• GOAL:
Each line that includes the string "time" counts once; give the total and nothing else.

[Entries from a visual dataset]
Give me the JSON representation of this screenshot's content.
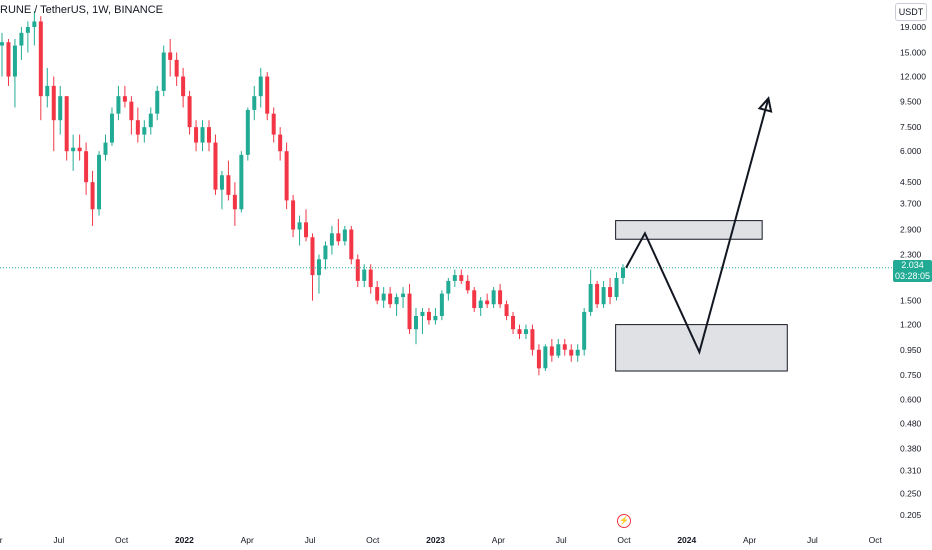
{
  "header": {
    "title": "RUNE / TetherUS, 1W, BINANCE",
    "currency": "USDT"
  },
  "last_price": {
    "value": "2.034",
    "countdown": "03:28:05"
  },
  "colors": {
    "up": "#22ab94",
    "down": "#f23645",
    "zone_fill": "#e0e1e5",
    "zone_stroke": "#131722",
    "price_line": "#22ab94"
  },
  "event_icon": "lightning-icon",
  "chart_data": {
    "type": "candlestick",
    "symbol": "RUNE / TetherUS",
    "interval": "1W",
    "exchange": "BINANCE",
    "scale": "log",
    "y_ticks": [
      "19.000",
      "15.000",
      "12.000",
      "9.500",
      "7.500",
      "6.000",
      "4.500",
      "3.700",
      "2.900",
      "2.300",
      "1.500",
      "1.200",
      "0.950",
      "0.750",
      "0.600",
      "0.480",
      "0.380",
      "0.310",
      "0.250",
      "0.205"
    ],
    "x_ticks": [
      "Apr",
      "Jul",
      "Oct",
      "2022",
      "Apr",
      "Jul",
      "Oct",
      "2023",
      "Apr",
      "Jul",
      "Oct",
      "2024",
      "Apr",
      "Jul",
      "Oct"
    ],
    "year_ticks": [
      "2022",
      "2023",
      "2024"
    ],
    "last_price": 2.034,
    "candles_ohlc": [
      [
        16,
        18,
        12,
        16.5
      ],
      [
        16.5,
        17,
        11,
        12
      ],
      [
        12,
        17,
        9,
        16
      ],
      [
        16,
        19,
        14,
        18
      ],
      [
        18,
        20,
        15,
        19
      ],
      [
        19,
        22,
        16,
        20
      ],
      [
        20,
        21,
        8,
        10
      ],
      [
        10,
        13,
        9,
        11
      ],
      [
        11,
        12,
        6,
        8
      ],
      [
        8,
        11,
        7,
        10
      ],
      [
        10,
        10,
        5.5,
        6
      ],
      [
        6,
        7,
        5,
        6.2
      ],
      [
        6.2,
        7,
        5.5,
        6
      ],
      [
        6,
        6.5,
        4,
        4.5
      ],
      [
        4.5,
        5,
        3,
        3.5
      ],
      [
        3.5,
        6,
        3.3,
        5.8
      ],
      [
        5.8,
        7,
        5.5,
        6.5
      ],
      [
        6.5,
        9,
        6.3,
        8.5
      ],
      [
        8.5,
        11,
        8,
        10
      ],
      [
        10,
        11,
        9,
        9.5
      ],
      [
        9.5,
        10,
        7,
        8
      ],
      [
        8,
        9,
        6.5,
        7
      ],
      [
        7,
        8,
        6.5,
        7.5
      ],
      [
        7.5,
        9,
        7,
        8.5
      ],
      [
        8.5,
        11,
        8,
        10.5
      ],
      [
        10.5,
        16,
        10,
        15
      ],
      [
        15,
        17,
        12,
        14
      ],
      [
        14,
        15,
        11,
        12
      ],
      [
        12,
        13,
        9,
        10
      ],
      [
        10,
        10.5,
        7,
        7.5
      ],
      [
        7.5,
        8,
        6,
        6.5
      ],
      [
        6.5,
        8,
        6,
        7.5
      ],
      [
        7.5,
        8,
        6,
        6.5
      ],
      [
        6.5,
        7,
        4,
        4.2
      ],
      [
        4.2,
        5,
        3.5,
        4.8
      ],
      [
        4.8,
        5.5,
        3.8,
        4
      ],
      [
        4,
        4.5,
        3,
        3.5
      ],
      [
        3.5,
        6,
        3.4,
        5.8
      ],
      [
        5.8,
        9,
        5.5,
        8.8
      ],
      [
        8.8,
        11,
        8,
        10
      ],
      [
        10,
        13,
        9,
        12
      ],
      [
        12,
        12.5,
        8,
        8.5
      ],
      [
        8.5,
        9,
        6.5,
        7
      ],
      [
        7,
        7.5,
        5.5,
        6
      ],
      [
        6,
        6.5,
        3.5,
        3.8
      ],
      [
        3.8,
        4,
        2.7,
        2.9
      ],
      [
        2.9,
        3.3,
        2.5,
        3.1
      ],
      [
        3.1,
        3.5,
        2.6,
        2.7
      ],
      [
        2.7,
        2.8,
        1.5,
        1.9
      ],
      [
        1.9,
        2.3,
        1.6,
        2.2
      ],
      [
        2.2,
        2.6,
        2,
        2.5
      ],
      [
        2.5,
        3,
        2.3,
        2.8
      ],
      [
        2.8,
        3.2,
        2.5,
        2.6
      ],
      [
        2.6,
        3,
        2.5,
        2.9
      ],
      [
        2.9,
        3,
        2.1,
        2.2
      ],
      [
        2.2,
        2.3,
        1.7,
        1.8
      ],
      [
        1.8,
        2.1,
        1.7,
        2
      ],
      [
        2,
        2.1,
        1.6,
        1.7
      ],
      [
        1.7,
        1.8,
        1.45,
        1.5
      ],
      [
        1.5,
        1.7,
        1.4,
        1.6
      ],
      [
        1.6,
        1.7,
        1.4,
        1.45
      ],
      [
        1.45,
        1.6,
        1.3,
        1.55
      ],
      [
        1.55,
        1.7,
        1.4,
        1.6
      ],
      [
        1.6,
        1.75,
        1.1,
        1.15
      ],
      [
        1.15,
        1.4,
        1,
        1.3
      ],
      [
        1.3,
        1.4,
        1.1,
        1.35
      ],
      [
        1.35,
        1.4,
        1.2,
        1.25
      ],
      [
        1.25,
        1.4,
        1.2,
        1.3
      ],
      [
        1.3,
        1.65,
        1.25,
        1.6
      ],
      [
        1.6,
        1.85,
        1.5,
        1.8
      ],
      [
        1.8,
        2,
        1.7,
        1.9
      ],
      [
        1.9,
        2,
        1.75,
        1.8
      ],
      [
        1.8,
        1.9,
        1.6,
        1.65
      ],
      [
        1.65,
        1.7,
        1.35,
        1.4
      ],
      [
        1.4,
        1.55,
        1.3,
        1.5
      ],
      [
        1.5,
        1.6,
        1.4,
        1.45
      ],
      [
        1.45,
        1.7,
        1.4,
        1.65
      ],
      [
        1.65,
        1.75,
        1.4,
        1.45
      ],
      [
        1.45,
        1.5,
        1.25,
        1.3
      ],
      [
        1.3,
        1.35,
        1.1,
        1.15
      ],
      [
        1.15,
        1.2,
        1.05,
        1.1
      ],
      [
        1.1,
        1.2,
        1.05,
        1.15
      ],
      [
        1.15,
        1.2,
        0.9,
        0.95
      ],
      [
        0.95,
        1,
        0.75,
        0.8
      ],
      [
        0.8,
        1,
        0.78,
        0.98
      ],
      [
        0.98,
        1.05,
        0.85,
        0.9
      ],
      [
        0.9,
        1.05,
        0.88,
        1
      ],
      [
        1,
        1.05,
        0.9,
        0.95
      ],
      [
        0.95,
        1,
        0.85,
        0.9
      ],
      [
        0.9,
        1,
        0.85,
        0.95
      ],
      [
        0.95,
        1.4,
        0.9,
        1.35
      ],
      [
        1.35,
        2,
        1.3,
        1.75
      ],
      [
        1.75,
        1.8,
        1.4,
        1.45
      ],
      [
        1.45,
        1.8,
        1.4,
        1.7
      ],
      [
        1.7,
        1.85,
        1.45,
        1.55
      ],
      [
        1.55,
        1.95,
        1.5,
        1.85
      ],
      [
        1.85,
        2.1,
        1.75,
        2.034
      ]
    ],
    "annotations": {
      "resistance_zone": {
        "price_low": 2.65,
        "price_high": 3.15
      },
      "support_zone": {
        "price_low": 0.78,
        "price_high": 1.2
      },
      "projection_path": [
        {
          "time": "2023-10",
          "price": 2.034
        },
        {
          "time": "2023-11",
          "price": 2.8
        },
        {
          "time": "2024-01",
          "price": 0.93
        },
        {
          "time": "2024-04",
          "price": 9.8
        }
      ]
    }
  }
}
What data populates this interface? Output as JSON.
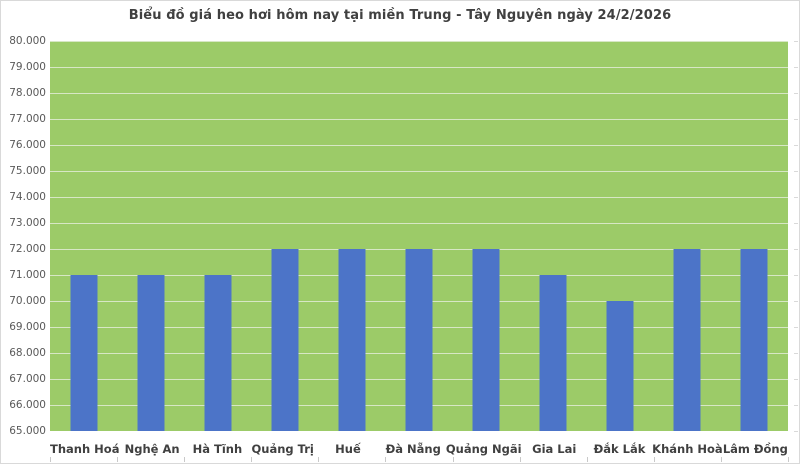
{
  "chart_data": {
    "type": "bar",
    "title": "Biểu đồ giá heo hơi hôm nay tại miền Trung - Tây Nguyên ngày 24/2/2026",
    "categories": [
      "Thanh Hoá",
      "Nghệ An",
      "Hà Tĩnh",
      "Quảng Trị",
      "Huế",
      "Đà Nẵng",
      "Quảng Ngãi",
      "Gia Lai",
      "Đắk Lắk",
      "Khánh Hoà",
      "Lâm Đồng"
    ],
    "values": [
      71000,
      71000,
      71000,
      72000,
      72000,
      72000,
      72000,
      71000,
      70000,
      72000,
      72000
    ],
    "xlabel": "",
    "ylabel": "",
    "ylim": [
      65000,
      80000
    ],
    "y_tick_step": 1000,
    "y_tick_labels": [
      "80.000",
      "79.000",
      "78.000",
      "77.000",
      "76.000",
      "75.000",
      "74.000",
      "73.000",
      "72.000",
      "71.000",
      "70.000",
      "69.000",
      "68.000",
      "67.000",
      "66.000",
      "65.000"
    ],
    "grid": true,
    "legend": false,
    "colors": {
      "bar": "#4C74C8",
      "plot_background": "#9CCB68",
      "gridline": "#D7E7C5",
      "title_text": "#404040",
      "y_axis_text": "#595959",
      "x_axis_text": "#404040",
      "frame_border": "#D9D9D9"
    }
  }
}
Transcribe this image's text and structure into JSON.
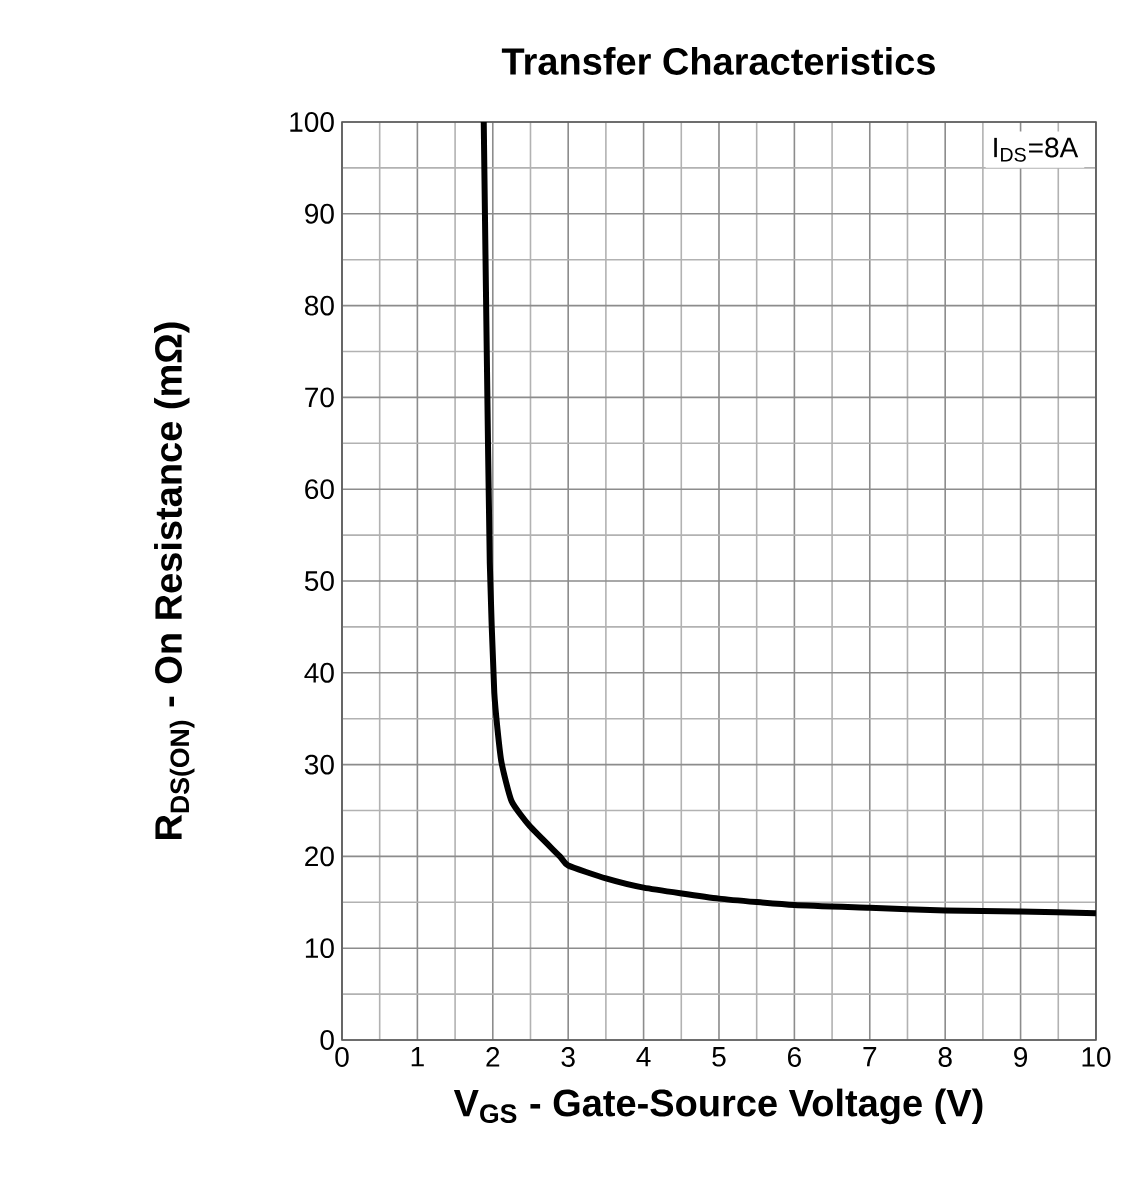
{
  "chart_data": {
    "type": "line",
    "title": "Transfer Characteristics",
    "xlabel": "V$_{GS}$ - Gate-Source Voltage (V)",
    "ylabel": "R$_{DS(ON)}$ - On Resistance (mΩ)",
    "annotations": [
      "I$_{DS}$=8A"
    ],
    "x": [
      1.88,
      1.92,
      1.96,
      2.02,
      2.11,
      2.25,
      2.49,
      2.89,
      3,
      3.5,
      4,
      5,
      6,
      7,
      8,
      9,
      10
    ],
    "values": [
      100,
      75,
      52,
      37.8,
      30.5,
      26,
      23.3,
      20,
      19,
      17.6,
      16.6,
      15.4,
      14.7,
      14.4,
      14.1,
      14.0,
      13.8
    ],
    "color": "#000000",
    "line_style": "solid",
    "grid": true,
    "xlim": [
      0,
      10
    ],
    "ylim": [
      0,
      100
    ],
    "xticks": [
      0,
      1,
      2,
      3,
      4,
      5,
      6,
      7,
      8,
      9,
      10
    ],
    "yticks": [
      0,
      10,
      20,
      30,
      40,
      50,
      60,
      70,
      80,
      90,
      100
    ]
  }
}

• SOLUTION:
4